What is expected →
Leave out the pictures and restate the rest of the data exactly.

Given data →
-.-.-

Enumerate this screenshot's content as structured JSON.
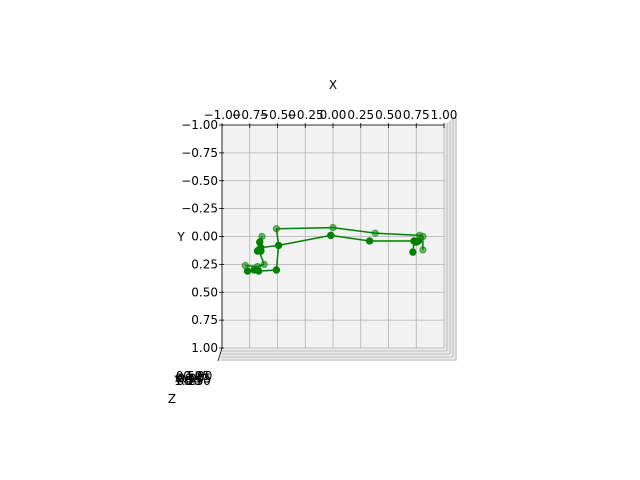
{
  "chart_data": {
    "type": "scatter",
    "projection": "3d",
    "view": "top-down (x horizontal, y vertical inverted)",
    "xlabel": "X",
    "ylabel": "Y",
    "zlabel": "Z",
    "xlim": [
      -1.0,
      1.0
    ],
    "ylim": [
      -1.0,
      1.0
    ],
    "grid": true,
    "x_ticks": [
      "−1.00",
      "−0.75",
      "−0.50",
      "−0.25",
      "0.00",
      "0.25",
      "0.50",
      "0.75",
      "1.00"
    ],
    "y_ticks": [
      "−1.00",
      "−0.75",
      "−0.50",
      "−0.25",
      "0.00",
      "0.25",
      "0.50",
      "0.75",
      "1.00"
    ],
    "z_ticks": [
      "−1.00",
      "−0.75",
      "−0.50",
      "−0.25",
      "0.00",
      "0.25",
      "0.50",
      "0.75",
      "1.00"
    ],
    "colors": {
      "series": "#008000",
      "pane": "#f2f2f2",
      "grid": "#b0b0b0"
    },
    "points": [
      {
        "x": -0.51,
        "y": -0.07,
        "back": true
      },
      {
        "x": 0.0,
        "y": -0.08,
        "back": true
      },
      {
        "x": 0.38,
        "y": -0.03,
        "back": true
      },
      {
        "x": 0.78,
        "y": -0.01,
        "back": true
      },
      {
        "x": 0.81,
        "y": 0.0,
        "back": true
      },
      {
        "x": 0.81,
        "y": 0.12,
        "back": true
      },
      {
        "x": -0.64,
        "y": 0.0,
        "back": true
      },
      {
        "x": -0.67,
        "y": 0.12,
        "back": true
      },
      {
        "x": -0.62,
        "y": 0.25,
        "back": true
      },
      {
        "x": -0.68,
        "y": 0.27,
        "back": true
      },
      {
        "x": -0.79,
        "y": 0.26,
        "back": true
      },
      {
        "x": -0.49,
        "y": 0.08
      },
      {
        "x": -0.02,
        "y": -0.01
      },
      {
        "x": 0.33,
        "y": 0.04
      },
      {
        "x": 0.73,
        "y": 0.04
      },
      {
        "x": 0.75,
        "y": 0.05
      },
      {
        "x": 0.77,
        "y": 0.04
      },
      {
        "x": 0.72,
        "y": 0.14
      },
      {
        "x": -0.51,
        "y": 0.3
      },
      {
        "x": -0.67,
        "y": 0.31
      },
      {
        "x": -0.71,
        "y": 0.3
      },
      {
        "x": -0.77,
        "y": 0.31
      },
      {
        "x": -0.65,
        "y": 0.1
      },
      {
        "x": -0.65,
        "y": 0.13
      },
      {
        "x": -0.66,
        "y": 0.05
      },
      {
        "x": -0.68,
        "y": 0.13
      }
    ],
    "segments": [
      [
        0,
        1
      ],
      [
        1,
        2
      ],
      [
        2,
        3
      ],
      [
        3,
        4
      ],
      [
        4,
        5
      ],
      [
        0,
        11
      ],
      [
        11,
        12
      ],
      [
        12,
        13
      ],
      [
        13,
        14
      ],
      [
        14,
        15
      ],
      [
        15,
        16
      ],
      [
        14,
        17
      ],
      [
        11,
        18
      ],
      [
        18,
        19
      ],
      [
        19,
        20
      ],
      [
        20,
        21
      ],
      [
        11,
        22
      ],
      [
        22,
        23
      ],
      [
        23,
        24
      ],
      [
        24,
        6
      ],
      [
        6,
        7
      ],
      [
        7,
        8
      ],
      [
        8,
        9
      ],
      [
        9,
        10
      ]
    ]
  }
}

-.-.-

Exercise response →
Enumerate this screenshot's content as structured JSON.
{
  "chart_data": {
    "type": "scatter",
    "projection": "3d",
    "view": "top-down (x horizontal, y vertical inverted)",
    "xlabel": "X",
    "ylabel": "Y",
    "zlabel": "Z",
    "xlim": [
      -1.0,
      1.0
    ],
    "ylim": [
      -1.0,
      1.0
    ],
    "grid": true,
    "x_ticks": [
      "−1.00",
      "−0.75",
      "−0.50",
      "−0.25",
      "0.00",
      "0.25",
      "0.50",
      "0.75",
      "1.00"
    ],
    "y_ticks": [
      "−1.00",
      "−0.75",
      "−0.50",
      "−0.25",
      "0.00",
      "0.25",
      "0.50",
      "0.75",
      "1.00"
    ],
    "z_ticks": [
      "−1.00",
      "−0.75",
      "−0.50",
      "−0.25",
      "0.00",
      "0.25",
      "0.50",
      "0.75",
      "1.00"
    ],
    "colors": {
      "series": "#008000",
      "pane": "#f2f2f2",
      "grid": "#b0b0b0"
    },
    "points": [
      {
        "x": -0.51,
        "y": -0.07,
        "back": true
      },
      {
        "x": 0.0,
        "y": -0.08,
        "back": true
      },
      {
        "x": 0.38,
        "y": -0.03,
        "back": true
      },
      {
        "x": 0.78,
        "y": -0.01,
        "back": true
      },
      {
        "x": 0.81,
        "y": 0.0,
        "back": true
      },
      {
        "x": 0.81,
        "y": 0.12,
        "back": true
      },
      {
        "x": -0.64,
        "y": 0.0,
        "back": true
      },
      {
        "x": -0.67,
        "y": 0.12,
        "back": true
      },
      {
        "x": -0.62,
        "y": 0.25,
        "back": true
      },
      {
        "x": -0.68,
        "y": 0.27,
        "back": true
      },
      {
        "x": -0.79,
        "y": 0.26,
        "back": true
      },
      {
        "x": -0.49,
        "y": 0.08
      },
      {
        "x": -0.02,
        "y": -0.01
      },
      {
        "x": 0.33,
        "y": 0.04
      },
      {
        "x": 0.73,
        "y": 0.04
      },
      {
        "x": 0.75,
        "y": 0.05
      },
      {
        "x": 0.77,
        "y": 0.04
      },
      {
        "x": 0.72,
        "y": 0.14
      },
      {
        "x": -0.51,
        "y": 0.3
      },
      {
        "x": -0.67,
        "y": 0.31
      },
      {
        "x": -0.71,
        "y": 0.3
      },
      {
        "x": -0.77,
        "y": 0.31
      },
      {
        "x": -0.65,
        "y": 0.1
      },
      {
        "x": -0.65,
        "y": 0.13
      },
      {
        "x": -0.66,
        "y": 0.05
      },
      {
        "x": -0.68,
        "y": 0.13
      }
    ],
    "segments": [
      [
        0,
        1
      ],
      [
        1,
        2
      ],
      [
        2,
        3
      ],
      [
        3,
        4
      ],
      [
        4,
        5
      ],
      [
        0,
        11
      ],
      [
        11,
        12
      ],
      [
        12,
        13
      ],
      [
        13,
        14
      ],
      [
        14,
        15
      ],
      [
        15,
        16
      ],
      [
        14,
        17
      ],
      [
        11,
        18
      ],
      [
        18,
        19
      ],
      [
        19,
        20
      ],
      [
        20,
        21
      ],
      [
        11,
        22
      ],
      [
        22,
        23
      ],
      [
        23,
        24
      ],
      [
        24,
        6
      ],
      [
        6,
        7
      ],
      [
        7,
        8
      ],
      [
        8,
        9
      ],
      [
        9,
        10
      ]
    ]
  }
}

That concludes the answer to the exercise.